##### THE RECORDS #####

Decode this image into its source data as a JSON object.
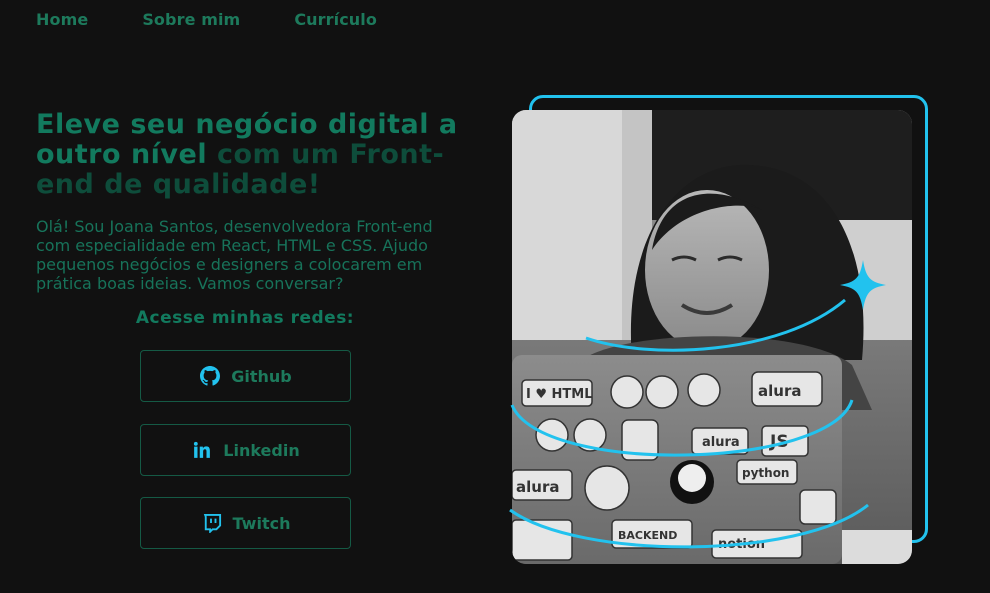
{
  "nav": {
    "home": "Home",
    "about": "Sobre mim",
    "cv": "Currículo"
  },
  "hero": {
    "headline_a": "Eleve seu negócio digital a outro nível",
    "headline_b": "com um Front-end de qualidade!",
    "intro": "Olá! Sou Joana Santos, desenvolvedora Front-end com especialidade em React, HTML e CSS. Ajudo pequenos negócios e designers a colocarem em prática boas ideias. Vamos conversar?"
  },
  "networks": {
    "title": "Acesse minhas redes:",
    "github": "Github",
    "linkedin": "Linkedin",
    "twitch": "Twitch"
  },
  "laptop_stickers": {
    "sticker_1": "alura",
    "sticker_2": "JS",
    "sticker_3": "python",
    "sticker_4": "notion",
    "sticker_5": "I ♥ HTML",
    "sticker_6": "BACKEND"
  },
  "colors": {
    "background": "#111111",
    "accent_green": "#127a5e",
    "dark_green": "#0e4d3b",
    "accent_cyan": "#22c2ee"
  }
}
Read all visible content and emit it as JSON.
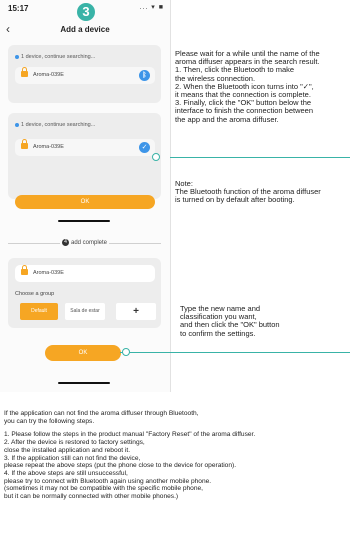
{
  "status": {
    "time": "15:17",
    "icons": "... ▾ ■"
  },
  "step_number": "3",
  "nav": {
    "title": "Add a device"
  },
  "search1": {
    "text": "1 device,  continue searching...",
    "device": "Aroma-039E"
  },
  "search2": {
    "text": "1 device,  continue searching...",
    "device": "Aroma-039E"
  },
  "ok_label": "OK",
  "complete": {
    "badge": "4",
    "label": "add complete"
  },
  "edit": {
    "device_value": "Aroma-039E",
    "group_label": "Choose a group",
    "groups": [
      "Default",
      "Sala de estar",
      "+"
    ],
    "ok_label": "OK"
  },
  "instructions_top": [
    "Please wait for a while until the name of the",
    "aroma diffuser appears in the search result.",
    "1. Then, click the Bluetooth to make",
    "    the wireless connection.",
    "2. When the Bluetooth icon turns into \"✓\",",
    "    it means that the connection is complete.",
    "3. Finally, click the \"OK\" button below the",
    "    interface to finish the connection between",
    "    the app and the aroma diffuser."
  ],
  "note": [
    "Note:",
    "The Bluetooth function of the aroma diffuser",
    "is turned on by default after booting."
  ],
  "instructions_mid": [
    "Type the new name and",
    "classification you want,",
    "and then click the \"OK\" button",
    "to confirm the settings."
  ],
  "bottom_text": [
    "If the application can not find the aroma diffuser through Bluetooth,",
    "you can try the following steps.",
    "",
    "1. Please follow the steps in the product manual \"Factory Reset\" of the aroma diffuser.",
    "2. After the device is restored to factory settings,",
    "    close the installed application and reboot it.",
    "3. If the application still can not find the device,",
    "    please repeat the above steps (put the phone close to the device for operation).",
    "4. If the above steps are still unsuccessful,",
    "    please try to connect with Bluetooth again using another mobile phone.",
    "   (sometimes it may not be compatible with the specific mobile phone,",
    "   but it can be normally connected with other mobile phones.)"
  ]
}
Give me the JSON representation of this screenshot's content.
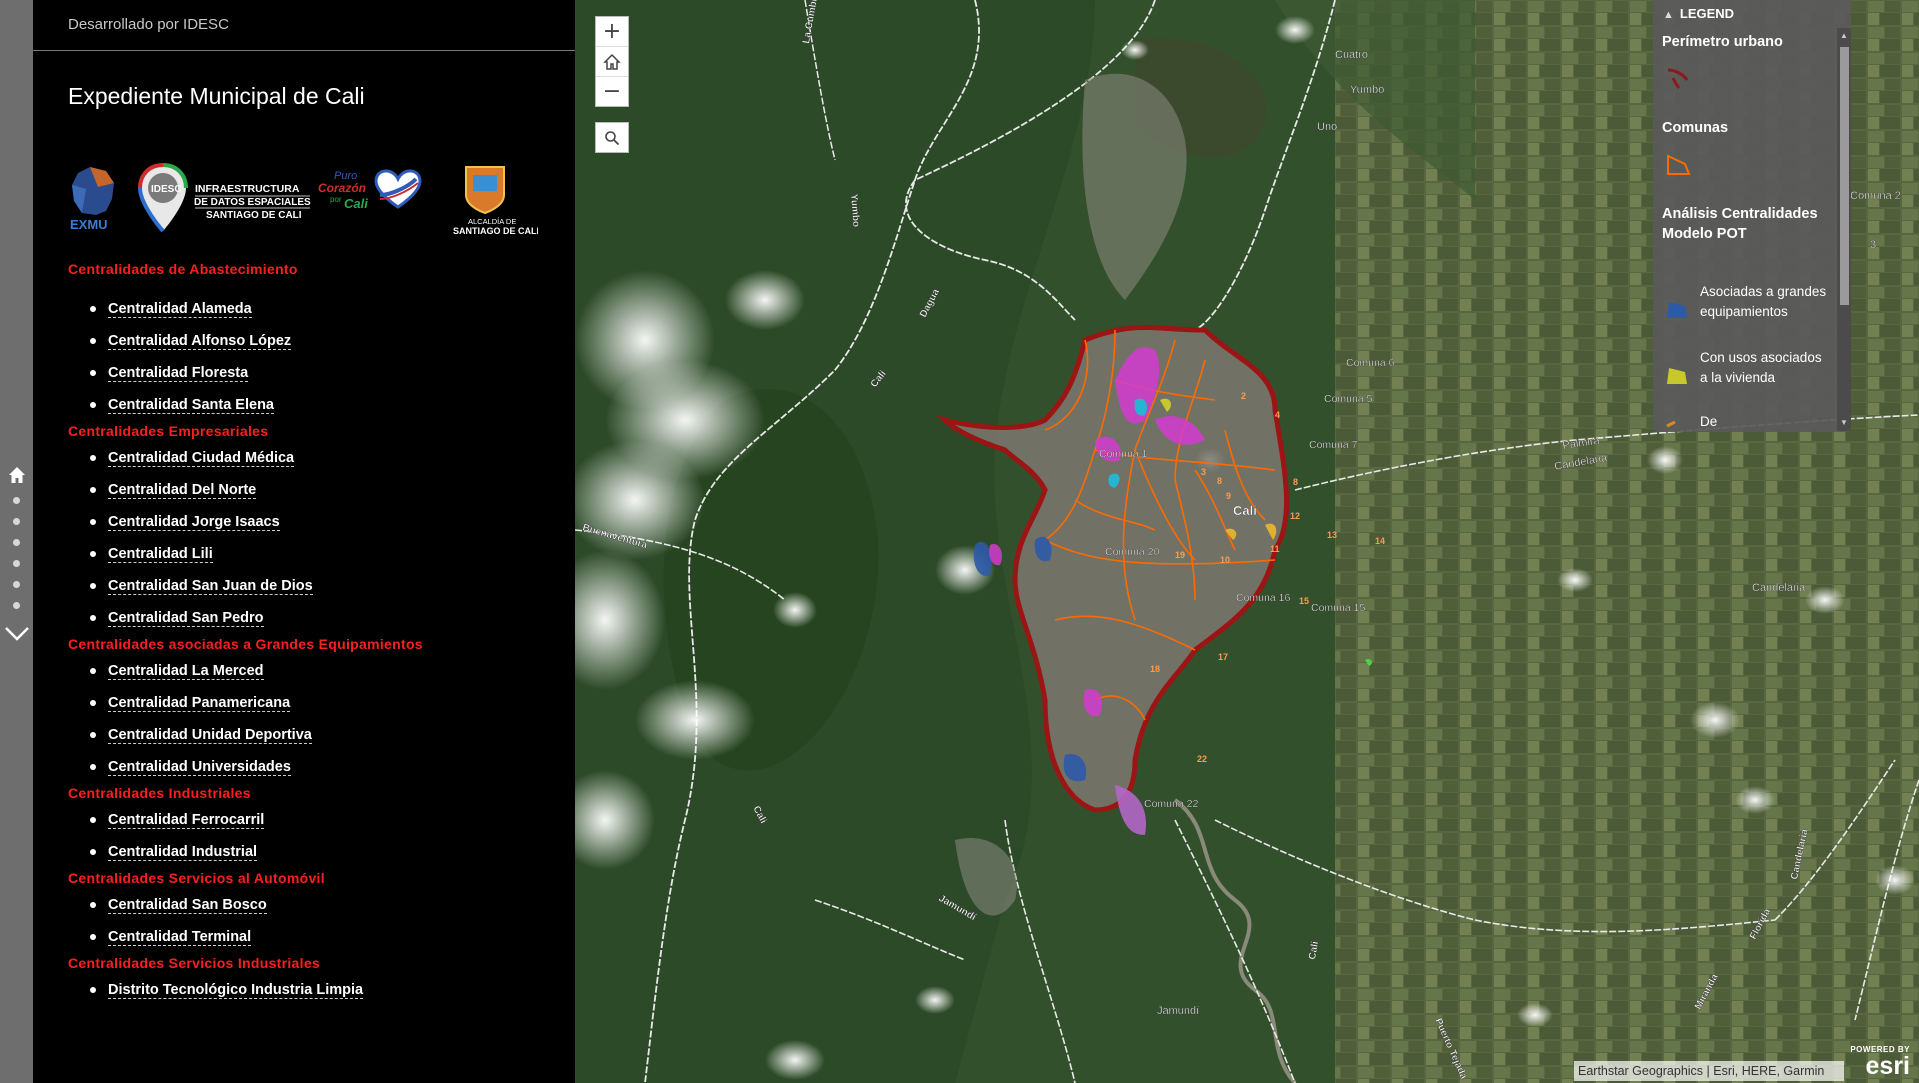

#####

→ **WHAT NEEDS TO BE DONE**: Ignore the images and quote every line of the listing exactly.

→ **EXERCISE ANSWER**:
Decode this image into its source data as a JSON object.
{
  "nav": {
    "home": "Home",
    "about": "Sobre mim",
    "cv": "Currículo"
  },
  "hero": {
    "headline_a": "Eleve seu negócio digital a outro nível",
    "headline_b": "com um Front-end de qualidade!",
    "intro": "Olá! Sou Joana Santos, desenvolvedora Front-end com especialidade em React, HTML e CSS. Ajudo pequenos negócios e designers a colocarem em prática boas ideias. Vamos conversar?"
  },
  "networks": {
    "title": "Acesse minhas redes:",
    "github": "Github",
    "linkedin": "Linkedin",
    "twitch": "Twitch"
  },
  "laptop_stickers": {
    "sticker_1": "alura",
    "sticker_2": "JS",
    "sticker_3": "python",
    "sticker_4": "notion",
    "sticker_5": "I ♥ HTML",
    "sticker_6": "BACKEND"
  },
  "colors": {
    "background": "#111111",
    "accent_green": "#127a5e",
    "dark_green": "#0e4d3b",
    "accent_cyan": "#22c2ee"
  }
}
Read all visible content and emit it as JSON.
{
  "status": {
    "time": "15:17",
    "icons": "... ▾ ■"
  },
  "step_number": "3",
  "nav": {
    "title": "Add a device"
  },
  "search1": {
    "text": "1 device,  continue searching...",
    "device": "Aroma-039E"
  },
  "search2": {
    "text": "1 device,  continue searching...",
    "device": "Aroma-039E"
  },
  "ok_label": "OK",
  "complete": {
    "badge": "4",
    "label": "add complete"
  },
  "edit": {
    "device_value": "Aroma-039E",
    "group_label": "Choose a group",
    "groups": [
      "Default",
      "Sala de estar",
      "+"
    ],
    "ok_label": "OK"
  },
  "instructions_top": [
    "Please wait for a while until the name of the",
    "aroma diffuser appears in the search result.",
    "1. Then, click the Bluetooth to make",
    "    the wireless connection.",
    "2. When the Bluetooth icon turns into \"✓\",",
    "    it means that the connection is complete.",
    "3. Finally, click the \"OK\" button below the",
    "    interface to finish the connection between",
    "    the app and the aroma diffuser."
  ],
  "note": [
    "Note:",
    "The Bluetooth function of the aroma diffuser",
    "is turned on by default after booting."
  ],
  "instructions_mid": [
    "Type the new name and",
    "classification you want,",
    "and then click the \"OK\" button",
    "to confirm the settings."
  ],
  "bottom_text": [
    "If the application can not find the aroma diffuser through Bluetooth,",
    "you can try the following steps.",
    "",
    "1. Please follow the steps in the product manual \"Factory Reset\" of the aroma diffuser.",
    "2. After the device is restored to factory settings,",
    "    close the installed application and reboot it.",
    "3. If the application still can not find the device,",
    "    please repeat the above steps (put the phone close to the device for operation).",
    "4. If the above steps are still unsuccessful,",
    "    please try to connect with Bluetooth again using another mobile phone.",
    "   (sometimes it may not be compatible with the specific mobile phone,",
    "   but it can be normally connected with other mobile phones.)"
  ]
}
Give me the JSON representation of this screenshot's content.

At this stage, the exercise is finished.